Work to be completed: Find and return each line containing "小石潭记".

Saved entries
[Start]
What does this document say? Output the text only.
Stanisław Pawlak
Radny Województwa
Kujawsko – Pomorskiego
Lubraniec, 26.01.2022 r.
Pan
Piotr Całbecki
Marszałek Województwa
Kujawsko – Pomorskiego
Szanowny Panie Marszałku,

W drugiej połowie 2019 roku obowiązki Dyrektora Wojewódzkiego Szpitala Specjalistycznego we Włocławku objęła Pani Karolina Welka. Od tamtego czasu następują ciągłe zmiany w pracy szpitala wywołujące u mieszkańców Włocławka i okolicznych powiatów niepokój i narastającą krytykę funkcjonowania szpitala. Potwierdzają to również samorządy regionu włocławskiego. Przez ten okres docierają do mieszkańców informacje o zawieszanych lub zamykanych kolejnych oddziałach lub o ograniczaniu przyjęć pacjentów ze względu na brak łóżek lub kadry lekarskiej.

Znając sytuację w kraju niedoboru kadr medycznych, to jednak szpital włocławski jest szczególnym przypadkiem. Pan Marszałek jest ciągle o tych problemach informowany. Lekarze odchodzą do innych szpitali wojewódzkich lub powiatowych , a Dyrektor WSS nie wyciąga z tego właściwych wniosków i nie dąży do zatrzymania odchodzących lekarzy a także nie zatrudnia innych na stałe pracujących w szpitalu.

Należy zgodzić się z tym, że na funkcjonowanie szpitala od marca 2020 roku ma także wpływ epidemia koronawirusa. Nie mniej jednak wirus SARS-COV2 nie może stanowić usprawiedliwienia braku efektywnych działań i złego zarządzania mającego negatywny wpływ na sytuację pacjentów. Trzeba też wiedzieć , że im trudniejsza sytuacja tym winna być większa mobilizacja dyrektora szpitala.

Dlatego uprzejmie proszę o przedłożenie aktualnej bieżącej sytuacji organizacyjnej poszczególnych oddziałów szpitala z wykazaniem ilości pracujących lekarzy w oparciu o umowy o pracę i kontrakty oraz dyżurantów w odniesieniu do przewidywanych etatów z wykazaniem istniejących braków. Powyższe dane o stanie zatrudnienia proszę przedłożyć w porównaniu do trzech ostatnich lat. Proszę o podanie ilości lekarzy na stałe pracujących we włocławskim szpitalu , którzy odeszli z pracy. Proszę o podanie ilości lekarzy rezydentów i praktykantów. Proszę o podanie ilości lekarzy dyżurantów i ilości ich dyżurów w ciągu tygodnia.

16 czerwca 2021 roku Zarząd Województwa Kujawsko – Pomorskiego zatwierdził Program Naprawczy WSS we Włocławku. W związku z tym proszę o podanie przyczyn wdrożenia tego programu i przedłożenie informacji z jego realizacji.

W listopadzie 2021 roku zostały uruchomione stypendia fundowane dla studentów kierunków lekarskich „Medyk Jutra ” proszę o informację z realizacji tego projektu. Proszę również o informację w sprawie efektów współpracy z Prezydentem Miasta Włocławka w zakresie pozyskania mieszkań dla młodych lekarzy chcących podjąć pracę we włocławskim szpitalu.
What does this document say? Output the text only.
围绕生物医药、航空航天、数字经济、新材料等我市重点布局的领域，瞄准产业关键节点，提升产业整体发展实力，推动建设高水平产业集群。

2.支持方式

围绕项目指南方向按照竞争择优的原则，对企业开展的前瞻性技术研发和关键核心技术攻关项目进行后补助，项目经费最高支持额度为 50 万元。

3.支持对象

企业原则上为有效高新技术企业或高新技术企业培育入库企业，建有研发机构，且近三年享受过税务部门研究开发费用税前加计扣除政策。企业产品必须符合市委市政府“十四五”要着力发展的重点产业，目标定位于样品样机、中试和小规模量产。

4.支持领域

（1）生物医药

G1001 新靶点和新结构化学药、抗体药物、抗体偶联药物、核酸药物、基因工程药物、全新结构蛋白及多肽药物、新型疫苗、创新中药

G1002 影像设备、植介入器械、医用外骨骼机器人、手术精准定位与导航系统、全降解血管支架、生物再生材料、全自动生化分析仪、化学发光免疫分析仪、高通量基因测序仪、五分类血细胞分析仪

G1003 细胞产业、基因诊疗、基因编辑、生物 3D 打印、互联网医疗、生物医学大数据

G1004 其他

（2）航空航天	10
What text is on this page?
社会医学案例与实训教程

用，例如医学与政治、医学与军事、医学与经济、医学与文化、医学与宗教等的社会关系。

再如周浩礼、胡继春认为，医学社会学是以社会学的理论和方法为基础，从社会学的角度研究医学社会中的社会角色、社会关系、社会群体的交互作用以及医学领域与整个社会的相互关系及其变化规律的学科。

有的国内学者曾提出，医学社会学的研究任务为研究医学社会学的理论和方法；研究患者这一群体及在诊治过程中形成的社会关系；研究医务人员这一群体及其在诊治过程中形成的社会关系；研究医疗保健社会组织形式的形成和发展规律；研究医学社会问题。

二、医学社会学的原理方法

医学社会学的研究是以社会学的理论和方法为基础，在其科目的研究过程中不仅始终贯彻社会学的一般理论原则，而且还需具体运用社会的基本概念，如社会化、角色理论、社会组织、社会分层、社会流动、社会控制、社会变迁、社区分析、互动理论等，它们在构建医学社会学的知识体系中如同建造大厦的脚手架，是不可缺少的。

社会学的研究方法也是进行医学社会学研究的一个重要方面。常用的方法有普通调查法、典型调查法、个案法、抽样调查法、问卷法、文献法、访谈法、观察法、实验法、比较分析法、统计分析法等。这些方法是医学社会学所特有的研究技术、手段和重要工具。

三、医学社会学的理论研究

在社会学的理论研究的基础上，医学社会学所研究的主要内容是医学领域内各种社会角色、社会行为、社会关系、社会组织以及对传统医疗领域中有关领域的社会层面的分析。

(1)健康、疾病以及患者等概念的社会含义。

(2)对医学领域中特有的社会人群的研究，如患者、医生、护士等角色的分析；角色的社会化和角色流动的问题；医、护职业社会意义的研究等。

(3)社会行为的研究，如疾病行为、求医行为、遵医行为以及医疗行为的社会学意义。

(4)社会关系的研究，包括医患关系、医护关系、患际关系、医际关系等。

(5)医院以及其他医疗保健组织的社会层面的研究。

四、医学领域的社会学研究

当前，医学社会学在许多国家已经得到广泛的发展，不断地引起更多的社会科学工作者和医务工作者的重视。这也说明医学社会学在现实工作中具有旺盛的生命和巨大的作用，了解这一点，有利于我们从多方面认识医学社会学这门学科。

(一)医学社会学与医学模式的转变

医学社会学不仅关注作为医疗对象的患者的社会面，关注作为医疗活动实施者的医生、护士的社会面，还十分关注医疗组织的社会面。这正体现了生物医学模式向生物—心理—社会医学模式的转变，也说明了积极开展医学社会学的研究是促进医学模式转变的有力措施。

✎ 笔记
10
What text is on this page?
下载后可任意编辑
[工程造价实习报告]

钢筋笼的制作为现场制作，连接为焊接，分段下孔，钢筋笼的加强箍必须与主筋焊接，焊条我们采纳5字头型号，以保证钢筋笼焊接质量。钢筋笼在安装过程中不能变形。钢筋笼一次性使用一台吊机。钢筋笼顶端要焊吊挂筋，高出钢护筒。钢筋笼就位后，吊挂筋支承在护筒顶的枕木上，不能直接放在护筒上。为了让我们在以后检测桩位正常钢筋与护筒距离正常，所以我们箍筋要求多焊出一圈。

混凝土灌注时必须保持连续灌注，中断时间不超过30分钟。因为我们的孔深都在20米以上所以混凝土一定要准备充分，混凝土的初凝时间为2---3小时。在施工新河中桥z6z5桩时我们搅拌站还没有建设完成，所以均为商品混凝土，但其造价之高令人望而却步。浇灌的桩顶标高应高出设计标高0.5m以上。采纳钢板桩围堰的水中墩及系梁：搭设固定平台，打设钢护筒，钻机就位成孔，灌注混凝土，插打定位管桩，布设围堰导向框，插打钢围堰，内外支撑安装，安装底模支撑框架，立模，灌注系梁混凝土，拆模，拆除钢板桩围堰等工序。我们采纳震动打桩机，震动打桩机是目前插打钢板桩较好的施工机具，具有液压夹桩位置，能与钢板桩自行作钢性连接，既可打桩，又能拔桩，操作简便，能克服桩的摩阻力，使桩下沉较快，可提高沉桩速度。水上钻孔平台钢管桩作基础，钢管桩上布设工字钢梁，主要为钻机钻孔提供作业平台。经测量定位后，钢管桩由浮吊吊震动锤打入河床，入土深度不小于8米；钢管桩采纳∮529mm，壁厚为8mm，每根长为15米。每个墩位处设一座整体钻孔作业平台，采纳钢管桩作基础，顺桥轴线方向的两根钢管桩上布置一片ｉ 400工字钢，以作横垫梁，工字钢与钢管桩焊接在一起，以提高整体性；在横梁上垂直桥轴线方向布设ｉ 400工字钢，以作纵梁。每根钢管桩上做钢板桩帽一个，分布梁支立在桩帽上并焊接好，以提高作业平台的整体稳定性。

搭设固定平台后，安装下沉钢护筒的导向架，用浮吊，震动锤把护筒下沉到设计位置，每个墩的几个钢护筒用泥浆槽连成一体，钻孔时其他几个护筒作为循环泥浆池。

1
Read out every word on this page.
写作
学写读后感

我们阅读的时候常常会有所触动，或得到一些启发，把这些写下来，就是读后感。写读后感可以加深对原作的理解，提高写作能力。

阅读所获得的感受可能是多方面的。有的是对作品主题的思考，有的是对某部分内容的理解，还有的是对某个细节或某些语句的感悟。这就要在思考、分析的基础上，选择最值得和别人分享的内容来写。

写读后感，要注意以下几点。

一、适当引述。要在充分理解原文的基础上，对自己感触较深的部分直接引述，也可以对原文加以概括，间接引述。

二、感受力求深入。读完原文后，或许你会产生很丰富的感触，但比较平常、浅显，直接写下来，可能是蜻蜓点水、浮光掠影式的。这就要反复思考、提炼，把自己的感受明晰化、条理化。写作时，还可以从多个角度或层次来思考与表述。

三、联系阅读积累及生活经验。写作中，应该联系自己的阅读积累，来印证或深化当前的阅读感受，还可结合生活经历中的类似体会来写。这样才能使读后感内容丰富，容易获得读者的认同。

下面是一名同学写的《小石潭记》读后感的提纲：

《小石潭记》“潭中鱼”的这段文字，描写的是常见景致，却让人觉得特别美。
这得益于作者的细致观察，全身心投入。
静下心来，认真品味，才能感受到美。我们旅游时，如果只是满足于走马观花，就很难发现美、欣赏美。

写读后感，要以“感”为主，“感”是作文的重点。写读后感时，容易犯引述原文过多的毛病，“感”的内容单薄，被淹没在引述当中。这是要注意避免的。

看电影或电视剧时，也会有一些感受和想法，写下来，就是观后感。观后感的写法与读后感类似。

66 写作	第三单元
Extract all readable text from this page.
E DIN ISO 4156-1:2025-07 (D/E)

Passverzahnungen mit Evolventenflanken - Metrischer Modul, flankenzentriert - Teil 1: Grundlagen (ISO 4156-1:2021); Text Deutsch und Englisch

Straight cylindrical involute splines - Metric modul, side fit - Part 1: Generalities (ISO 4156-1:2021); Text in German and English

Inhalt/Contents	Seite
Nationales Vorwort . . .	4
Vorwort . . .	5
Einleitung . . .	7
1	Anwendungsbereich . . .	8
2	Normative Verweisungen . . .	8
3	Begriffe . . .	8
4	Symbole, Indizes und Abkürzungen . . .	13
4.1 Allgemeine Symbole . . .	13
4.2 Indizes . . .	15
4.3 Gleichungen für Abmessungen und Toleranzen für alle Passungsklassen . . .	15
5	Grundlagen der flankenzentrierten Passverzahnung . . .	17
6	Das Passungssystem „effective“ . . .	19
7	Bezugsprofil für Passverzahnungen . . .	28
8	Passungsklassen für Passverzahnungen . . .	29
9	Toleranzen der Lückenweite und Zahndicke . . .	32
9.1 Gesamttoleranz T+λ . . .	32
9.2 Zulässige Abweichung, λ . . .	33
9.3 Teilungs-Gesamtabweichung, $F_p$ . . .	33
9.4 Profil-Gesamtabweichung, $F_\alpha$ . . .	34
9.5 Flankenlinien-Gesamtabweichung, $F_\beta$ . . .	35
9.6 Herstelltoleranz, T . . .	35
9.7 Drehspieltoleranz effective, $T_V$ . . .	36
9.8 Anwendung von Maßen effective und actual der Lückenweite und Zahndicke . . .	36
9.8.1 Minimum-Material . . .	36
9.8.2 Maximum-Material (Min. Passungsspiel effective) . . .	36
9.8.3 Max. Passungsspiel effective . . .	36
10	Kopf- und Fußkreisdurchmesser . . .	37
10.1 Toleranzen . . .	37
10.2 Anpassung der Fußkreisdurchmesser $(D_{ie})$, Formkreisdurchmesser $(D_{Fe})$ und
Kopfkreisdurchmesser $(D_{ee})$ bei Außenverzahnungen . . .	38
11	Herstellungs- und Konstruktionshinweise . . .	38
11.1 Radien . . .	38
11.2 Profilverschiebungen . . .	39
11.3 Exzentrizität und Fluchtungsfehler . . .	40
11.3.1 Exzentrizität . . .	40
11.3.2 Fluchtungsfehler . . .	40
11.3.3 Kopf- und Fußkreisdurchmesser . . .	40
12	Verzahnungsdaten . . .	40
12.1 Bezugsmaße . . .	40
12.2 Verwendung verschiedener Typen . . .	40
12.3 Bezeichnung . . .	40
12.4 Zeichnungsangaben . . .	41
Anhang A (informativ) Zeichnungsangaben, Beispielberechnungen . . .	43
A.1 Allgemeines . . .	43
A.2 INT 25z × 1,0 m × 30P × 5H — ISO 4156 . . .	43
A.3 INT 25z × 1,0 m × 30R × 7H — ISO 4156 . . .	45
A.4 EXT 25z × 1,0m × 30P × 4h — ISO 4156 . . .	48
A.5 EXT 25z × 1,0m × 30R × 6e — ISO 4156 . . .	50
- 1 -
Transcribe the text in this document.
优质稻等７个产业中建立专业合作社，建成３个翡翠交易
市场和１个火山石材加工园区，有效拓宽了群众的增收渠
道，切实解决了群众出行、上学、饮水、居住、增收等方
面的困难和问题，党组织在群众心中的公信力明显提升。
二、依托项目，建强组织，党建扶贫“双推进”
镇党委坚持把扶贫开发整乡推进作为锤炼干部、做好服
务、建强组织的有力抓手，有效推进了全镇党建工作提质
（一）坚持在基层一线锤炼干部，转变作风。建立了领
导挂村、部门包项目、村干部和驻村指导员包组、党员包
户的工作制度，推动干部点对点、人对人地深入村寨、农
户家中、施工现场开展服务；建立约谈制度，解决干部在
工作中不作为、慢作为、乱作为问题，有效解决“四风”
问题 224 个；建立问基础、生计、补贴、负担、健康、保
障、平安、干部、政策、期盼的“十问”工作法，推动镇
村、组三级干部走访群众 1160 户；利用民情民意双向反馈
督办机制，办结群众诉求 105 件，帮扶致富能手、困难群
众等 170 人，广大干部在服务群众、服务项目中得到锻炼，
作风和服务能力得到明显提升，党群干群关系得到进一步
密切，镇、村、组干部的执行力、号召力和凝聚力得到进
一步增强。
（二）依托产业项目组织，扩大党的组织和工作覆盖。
[End]
Response:
下面是一名同学写的《小石潭记》读后感的提纲：
《小石潭记》“潭中鱼”的这段文字，描写的是常见景致，却让人觉得特别美。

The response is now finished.